───── PROVIDED INFORMATION
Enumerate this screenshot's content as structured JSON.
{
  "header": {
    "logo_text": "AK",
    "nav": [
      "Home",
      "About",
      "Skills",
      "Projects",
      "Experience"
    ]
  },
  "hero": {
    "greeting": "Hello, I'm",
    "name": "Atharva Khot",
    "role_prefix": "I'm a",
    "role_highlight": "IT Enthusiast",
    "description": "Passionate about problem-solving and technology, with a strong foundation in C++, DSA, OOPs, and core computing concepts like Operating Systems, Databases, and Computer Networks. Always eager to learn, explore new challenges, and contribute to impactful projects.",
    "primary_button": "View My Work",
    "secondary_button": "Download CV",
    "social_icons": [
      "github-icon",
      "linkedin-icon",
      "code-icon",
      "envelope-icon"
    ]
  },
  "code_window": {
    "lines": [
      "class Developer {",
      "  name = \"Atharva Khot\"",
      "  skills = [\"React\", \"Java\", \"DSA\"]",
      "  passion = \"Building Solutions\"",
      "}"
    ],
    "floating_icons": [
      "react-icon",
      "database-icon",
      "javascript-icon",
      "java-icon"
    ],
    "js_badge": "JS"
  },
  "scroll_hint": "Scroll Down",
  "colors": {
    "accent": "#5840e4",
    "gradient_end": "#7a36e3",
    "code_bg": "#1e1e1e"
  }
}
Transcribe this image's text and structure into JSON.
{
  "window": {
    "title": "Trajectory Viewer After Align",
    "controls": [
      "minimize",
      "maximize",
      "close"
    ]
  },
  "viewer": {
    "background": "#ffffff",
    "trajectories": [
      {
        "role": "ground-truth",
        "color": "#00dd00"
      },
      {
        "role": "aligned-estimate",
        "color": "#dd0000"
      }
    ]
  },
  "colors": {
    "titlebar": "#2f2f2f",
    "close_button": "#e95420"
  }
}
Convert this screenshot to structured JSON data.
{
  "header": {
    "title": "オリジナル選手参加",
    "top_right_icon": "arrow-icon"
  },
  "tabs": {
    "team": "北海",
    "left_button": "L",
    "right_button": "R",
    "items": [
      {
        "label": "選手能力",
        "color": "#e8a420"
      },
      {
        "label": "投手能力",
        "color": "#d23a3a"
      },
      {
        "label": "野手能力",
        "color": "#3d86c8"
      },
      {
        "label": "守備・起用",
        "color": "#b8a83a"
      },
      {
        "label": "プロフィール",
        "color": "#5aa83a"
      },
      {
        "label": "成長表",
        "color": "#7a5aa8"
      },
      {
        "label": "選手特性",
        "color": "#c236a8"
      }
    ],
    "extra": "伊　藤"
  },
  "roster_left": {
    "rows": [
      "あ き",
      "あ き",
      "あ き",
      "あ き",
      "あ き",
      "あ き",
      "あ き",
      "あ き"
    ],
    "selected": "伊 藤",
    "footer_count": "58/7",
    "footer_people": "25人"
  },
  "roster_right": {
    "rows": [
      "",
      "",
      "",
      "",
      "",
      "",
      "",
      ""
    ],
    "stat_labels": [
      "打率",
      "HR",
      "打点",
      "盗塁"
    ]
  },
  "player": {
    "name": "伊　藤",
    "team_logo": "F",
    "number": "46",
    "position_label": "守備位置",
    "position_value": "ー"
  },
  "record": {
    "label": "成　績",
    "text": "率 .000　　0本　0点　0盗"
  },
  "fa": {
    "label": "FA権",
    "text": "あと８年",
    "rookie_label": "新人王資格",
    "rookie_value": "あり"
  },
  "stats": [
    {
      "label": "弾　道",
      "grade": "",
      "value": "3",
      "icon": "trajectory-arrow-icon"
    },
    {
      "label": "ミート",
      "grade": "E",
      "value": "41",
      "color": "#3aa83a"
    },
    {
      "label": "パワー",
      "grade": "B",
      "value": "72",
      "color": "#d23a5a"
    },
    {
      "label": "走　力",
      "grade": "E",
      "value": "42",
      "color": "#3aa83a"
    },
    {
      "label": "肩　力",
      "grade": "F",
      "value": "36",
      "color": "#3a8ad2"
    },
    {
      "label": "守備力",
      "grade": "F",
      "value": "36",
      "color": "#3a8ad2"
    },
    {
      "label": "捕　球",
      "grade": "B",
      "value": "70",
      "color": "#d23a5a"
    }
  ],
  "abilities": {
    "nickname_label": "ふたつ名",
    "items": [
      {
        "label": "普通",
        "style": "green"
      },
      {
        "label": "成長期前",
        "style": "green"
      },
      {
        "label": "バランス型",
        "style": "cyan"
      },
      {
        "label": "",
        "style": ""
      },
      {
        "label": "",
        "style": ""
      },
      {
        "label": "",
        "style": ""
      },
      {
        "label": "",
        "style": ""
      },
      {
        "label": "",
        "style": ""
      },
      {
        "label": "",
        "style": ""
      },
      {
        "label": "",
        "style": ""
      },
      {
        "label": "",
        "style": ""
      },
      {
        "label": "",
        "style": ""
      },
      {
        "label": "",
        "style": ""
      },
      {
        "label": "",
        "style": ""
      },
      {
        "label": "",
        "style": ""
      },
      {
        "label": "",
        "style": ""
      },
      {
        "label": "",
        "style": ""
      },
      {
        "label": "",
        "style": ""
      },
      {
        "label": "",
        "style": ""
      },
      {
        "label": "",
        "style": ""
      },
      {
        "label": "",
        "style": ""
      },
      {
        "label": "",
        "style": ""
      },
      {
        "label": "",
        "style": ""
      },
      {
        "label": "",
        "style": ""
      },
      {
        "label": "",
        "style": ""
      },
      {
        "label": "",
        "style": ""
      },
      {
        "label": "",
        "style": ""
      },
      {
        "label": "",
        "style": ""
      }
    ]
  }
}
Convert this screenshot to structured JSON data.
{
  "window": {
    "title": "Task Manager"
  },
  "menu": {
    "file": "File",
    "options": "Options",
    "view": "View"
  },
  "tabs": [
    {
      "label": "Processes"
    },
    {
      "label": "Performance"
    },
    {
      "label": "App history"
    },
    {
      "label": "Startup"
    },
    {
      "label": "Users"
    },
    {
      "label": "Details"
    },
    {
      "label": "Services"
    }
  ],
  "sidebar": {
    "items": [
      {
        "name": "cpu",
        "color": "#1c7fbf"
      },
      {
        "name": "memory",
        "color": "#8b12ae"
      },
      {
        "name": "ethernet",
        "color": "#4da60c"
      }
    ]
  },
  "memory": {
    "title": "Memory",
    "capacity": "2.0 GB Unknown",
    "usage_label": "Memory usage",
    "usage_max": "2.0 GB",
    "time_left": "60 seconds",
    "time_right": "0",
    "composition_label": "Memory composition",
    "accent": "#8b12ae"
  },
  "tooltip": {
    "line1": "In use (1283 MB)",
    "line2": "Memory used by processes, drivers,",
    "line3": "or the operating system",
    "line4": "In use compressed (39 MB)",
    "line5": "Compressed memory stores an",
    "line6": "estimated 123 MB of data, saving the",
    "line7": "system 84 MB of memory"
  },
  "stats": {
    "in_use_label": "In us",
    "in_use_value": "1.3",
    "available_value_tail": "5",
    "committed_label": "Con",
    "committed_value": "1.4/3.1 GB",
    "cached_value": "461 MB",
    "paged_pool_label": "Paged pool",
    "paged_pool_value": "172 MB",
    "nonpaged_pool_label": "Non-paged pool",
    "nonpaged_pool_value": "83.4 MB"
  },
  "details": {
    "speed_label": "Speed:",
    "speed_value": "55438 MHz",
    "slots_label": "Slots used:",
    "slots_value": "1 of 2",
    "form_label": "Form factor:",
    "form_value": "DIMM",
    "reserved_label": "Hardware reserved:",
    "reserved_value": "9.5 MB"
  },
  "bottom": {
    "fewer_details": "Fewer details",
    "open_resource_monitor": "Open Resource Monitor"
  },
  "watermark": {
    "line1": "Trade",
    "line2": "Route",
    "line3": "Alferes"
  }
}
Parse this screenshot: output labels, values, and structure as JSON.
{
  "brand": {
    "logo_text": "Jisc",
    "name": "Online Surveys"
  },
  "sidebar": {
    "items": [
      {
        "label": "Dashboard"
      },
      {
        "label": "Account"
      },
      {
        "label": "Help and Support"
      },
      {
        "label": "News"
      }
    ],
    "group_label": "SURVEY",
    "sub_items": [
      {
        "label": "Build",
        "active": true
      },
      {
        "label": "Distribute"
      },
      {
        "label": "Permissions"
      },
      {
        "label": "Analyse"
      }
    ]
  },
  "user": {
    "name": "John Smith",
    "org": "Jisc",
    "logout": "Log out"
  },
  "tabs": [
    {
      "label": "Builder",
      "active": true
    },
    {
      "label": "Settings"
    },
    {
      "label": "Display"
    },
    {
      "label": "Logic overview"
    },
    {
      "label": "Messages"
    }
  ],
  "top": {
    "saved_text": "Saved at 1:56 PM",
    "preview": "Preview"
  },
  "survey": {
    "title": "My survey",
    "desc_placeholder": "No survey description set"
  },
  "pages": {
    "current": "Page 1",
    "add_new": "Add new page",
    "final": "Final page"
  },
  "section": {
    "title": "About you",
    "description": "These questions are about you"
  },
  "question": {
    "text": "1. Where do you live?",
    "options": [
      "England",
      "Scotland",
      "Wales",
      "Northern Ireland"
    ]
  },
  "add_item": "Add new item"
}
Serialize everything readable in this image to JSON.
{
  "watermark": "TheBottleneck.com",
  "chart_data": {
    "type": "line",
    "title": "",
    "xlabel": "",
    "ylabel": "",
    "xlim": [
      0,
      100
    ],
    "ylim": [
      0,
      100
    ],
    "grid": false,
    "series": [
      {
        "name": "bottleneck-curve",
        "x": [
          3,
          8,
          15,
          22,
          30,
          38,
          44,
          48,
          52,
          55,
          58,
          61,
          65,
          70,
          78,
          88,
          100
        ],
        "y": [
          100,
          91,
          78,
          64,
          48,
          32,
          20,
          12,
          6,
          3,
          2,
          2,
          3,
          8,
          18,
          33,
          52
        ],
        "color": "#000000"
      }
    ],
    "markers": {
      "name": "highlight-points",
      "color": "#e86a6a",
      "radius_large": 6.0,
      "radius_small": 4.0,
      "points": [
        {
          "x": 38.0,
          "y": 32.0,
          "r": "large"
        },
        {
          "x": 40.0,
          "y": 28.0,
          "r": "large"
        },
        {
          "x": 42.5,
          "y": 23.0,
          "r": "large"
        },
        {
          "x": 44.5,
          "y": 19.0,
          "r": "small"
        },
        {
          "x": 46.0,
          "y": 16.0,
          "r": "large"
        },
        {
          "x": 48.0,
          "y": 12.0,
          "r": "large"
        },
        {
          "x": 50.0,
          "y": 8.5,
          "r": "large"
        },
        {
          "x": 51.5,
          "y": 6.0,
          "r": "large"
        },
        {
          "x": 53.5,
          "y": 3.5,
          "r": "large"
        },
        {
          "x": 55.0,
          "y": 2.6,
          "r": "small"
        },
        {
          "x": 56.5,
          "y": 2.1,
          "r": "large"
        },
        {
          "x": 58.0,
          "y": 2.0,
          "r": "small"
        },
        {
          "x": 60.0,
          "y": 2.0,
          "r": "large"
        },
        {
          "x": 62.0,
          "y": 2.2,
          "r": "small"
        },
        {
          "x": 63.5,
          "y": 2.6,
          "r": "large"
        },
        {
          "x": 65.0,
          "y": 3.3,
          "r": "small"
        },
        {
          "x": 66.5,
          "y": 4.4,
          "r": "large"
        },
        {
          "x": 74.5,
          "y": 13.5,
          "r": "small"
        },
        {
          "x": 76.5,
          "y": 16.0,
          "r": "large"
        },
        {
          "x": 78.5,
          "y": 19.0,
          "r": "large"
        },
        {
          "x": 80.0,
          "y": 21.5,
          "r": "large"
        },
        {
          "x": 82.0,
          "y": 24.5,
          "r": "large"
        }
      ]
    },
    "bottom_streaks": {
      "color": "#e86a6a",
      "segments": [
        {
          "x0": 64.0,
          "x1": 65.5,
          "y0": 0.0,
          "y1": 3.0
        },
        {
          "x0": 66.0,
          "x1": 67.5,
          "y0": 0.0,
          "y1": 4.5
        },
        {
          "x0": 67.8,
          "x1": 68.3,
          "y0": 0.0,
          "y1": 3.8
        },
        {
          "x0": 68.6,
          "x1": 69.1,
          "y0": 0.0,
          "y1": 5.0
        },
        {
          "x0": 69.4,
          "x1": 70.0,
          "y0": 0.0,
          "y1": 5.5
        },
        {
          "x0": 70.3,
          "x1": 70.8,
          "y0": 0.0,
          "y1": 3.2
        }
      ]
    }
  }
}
──────────
=== TASK PROMPT ===
Identify each line in the records above that contains the word "arrow", and copy it out in full.

=== RESULT OF THIS EXERCISE ===
    "top_right_icon": "arrow-icon"
      "icon": "trajectory-arrow-icon"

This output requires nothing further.